> AIM: Find how many lines contain "NMRF" and state only that number.
>> start RECORDED INFORMATION
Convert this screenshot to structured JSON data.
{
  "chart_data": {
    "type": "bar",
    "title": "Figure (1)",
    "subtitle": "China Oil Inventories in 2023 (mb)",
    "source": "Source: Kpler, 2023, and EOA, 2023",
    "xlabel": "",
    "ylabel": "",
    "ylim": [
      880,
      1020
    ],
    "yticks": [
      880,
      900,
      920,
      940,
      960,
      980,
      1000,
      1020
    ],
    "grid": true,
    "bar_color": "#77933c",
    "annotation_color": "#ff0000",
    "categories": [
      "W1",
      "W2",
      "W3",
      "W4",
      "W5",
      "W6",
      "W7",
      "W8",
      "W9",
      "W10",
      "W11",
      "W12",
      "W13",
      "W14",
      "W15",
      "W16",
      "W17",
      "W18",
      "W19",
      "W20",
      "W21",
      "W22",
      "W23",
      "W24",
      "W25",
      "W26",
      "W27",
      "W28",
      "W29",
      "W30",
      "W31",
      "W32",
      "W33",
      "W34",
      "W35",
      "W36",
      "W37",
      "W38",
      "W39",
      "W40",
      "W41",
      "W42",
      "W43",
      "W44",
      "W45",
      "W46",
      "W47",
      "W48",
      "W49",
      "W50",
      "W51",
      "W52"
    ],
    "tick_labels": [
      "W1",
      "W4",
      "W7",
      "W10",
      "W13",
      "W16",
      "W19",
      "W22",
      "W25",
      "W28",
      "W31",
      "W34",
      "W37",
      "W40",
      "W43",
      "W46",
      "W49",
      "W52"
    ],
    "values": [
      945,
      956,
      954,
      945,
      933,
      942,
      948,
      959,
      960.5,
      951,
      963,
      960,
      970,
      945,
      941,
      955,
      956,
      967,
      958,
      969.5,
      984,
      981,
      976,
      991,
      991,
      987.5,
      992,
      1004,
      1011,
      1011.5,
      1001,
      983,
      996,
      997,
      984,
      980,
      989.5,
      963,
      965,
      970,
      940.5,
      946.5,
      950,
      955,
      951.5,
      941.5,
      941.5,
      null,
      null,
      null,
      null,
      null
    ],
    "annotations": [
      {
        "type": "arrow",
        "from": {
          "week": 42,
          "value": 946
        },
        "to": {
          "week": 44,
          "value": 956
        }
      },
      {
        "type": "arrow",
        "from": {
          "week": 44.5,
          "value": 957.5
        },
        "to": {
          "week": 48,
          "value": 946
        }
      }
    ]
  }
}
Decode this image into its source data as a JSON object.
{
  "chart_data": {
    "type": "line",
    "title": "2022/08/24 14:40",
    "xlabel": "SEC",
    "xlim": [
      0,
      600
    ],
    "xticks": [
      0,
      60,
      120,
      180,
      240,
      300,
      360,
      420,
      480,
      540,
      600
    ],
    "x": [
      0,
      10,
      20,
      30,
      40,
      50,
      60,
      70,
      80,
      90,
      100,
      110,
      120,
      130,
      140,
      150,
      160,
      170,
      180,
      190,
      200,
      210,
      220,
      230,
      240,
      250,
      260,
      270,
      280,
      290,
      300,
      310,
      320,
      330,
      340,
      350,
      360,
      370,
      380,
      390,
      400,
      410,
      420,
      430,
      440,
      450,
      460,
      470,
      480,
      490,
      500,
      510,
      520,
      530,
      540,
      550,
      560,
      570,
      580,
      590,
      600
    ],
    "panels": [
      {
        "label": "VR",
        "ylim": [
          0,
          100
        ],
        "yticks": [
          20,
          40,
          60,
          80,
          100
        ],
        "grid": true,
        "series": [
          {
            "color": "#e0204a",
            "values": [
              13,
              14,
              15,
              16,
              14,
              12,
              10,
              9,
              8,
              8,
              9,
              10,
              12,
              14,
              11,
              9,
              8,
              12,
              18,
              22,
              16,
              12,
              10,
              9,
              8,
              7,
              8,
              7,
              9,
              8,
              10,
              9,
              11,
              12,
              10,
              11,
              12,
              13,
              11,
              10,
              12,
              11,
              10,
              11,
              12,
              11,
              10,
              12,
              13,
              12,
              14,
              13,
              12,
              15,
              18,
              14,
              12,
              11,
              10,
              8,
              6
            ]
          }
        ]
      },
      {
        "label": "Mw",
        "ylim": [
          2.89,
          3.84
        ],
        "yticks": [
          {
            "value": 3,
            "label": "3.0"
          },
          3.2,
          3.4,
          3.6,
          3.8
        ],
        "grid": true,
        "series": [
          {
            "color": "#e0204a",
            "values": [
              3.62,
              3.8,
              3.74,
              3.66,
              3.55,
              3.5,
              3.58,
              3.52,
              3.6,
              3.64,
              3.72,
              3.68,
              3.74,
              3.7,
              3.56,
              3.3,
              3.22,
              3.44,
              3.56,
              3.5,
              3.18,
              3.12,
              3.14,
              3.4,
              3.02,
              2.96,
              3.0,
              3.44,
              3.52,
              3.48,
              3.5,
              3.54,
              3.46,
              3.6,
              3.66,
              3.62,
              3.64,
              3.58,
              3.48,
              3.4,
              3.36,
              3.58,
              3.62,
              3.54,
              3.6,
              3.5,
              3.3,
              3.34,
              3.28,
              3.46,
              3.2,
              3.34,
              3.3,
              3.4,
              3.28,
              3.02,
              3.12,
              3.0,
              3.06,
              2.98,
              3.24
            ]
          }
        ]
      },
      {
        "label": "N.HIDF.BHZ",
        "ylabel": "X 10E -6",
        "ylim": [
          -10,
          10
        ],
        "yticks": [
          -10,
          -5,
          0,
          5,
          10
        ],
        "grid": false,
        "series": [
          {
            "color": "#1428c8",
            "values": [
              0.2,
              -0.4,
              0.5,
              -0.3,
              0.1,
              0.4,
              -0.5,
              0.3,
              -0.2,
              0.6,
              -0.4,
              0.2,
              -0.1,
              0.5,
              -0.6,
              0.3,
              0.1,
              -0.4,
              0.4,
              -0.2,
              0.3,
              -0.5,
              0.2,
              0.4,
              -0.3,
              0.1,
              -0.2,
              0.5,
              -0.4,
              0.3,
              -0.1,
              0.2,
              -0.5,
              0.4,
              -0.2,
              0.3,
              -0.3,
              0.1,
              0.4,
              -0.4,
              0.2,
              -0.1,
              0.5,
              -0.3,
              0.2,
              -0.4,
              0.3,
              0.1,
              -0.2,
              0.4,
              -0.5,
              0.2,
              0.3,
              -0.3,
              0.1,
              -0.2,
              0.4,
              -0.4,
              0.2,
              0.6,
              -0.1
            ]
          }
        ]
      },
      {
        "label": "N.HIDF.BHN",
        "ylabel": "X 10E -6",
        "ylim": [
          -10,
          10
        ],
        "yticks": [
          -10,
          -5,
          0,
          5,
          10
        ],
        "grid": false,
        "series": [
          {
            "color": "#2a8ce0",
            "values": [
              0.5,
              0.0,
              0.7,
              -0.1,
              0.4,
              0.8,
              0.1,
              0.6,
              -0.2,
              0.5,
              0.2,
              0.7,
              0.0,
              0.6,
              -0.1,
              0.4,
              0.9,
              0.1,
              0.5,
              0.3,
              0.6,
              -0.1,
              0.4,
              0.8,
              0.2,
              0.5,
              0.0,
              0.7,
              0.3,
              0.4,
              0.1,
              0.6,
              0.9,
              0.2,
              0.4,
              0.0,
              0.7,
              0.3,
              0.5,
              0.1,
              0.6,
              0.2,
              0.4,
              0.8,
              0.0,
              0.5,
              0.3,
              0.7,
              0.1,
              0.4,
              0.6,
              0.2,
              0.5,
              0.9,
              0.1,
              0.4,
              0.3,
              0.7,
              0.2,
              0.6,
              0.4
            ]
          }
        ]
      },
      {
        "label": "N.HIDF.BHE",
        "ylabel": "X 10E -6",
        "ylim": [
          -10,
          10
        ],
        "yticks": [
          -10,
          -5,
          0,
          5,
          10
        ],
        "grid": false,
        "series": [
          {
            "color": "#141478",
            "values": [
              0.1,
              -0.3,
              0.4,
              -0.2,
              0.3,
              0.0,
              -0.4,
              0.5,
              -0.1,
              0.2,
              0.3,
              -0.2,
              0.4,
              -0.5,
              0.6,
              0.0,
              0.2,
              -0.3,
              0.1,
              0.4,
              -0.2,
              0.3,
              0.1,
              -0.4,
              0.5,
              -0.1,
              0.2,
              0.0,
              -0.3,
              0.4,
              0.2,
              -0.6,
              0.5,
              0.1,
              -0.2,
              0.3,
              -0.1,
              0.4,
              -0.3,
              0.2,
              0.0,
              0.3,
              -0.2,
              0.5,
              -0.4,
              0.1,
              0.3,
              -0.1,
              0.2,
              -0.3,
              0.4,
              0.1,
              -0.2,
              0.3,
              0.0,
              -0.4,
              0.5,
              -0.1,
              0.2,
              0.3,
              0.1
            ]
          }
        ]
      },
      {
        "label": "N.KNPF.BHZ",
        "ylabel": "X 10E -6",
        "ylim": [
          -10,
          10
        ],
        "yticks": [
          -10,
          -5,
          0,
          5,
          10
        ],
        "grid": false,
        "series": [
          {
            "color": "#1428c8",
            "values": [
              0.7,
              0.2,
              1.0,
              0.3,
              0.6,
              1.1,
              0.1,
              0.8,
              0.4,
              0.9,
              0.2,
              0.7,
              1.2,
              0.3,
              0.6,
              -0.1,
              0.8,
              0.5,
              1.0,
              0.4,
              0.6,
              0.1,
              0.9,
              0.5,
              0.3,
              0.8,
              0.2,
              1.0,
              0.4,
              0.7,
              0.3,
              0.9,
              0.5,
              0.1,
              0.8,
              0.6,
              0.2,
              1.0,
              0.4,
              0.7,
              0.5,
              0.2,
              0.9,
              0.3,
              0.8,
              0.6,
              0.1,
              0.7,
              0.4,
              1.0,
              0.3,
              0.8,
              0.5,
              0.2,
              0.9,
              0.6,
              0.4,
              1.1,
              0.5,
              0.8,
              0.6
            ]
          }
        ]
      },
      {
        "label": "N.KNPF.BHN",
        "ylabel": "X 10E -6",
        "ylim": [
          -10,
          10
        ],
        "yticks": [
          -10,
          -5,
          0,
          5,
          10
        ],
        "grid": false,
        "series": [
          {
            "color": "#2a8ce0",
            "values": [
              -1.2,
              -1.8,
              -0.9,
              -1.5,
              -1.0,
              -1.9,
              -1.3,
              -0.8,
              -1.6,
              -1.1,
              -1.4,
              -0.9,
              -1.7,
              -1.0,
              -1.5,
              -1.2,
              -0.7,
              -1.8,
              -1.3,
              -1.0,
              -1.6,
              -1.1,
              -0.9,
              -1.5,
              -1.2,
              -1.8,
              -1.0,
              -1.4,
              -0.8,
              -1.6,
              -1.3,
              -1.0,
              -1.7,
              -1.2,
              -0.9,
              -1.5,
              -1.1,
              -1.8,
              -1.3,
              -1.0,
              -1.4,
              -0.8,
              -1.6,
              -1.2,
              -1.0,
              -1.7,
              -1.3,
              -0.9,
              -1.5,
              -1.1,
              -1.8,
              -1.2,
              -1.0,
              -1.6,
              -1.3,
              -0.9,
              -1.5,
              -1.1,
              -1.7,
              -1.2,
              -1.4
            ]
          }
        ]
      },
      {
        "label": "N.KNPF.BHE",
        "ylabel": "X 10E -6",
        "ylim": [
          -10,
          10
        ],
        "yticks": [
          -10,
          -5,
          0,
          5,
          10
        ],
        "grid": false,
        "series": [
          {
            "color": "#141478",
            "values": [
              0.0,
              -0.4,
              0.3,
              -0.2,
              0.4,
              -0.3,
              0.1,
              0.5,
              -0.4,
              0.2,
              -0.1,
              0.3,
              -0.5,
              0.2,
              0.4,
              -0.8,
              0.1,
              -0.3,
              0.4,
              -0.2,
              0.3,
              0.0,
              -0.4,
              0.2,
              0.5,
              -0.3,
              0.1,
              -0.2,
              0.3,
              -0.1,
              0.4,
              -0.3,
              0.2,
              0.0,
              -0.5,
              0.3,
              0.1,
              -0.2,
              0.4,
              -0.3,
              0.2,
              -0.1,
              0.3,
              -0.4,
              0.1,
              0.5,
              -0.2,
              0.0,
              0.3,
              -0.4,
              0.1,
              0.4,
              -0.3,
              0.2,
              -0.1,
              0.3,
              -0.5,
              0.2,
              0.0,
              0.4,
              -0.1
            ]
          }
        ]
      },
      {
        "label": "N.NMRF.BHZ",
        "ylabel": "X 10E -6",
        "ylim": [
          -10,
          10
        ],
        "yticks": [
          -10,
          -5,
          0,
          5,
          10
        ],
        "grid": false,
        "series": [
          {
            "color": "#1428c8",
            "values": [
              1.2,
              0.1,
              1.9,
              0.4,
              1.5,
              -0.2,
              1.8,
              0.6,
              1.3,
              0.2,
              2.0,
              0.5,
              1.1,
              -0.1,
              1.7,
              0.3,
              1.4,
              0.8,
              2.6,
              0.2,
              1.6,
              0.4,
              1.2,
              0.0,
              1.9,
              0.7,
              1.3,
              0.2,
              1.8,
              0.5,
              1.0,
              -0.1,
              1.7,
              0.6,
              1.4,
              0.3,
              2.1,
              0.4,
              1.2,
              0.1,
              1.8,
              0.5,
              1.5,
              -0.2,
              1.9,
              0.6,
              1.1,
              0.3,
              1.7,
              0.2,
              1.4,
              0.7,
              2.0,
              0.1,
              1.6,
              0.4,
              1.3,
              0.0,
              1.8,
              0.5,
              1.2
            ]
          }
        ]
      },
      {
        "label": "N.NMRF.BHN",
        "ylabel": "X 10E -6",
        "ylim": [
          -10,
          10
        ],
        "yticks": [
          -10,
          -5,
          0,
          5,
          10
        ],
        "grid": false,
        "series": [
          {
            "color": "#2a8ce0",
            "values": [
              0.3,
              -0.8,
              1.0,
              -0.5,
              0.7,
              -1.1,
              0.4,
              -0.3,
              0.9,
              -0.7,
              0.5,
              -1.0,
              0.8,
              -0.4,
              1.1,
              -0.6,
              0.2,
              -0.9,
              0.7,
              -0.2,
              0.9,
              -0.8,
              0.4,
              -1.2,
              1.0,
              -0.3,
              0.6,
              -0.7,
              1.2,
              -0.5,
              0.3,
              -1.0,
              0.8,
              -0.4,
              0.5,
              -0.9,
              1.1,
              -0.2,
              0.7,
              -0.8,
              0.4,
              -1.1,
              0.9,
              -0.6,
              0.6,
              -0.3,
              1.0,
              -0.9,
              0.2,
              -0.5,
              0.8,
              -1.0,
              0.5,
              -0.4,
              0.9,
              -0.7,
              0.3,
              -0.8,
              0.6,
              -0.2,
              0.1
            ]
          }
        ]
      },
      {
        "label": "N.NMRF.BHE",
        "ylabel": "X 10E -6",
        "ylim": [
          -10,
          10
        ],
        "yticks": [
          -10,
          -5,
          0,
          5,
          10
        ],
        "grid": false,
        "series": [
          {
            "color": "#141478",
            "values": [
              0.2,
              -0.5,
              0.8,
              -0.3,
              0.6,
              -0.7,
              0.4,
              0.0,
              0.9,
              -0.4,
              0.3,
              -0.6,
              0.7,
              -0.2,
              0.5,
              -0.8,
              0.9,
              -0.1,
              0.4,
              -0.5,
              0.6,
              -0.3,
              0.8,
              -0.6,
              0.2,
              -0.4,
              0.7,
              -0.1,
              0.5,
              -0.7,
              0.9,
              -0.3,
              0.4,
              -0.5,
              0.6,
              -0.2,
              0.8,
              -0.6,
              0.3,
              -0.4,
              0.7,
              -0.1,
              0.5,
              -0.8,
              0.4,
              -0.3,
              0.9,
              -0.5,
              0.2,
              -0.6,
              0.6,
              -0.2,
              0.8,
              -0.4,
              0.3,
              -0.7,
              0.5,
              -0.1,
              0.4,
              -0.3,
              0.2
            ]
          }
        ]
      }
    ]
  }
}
>> end RECORDED INFORMATION
> OUTPUT FOR THIS EXERCISE: 3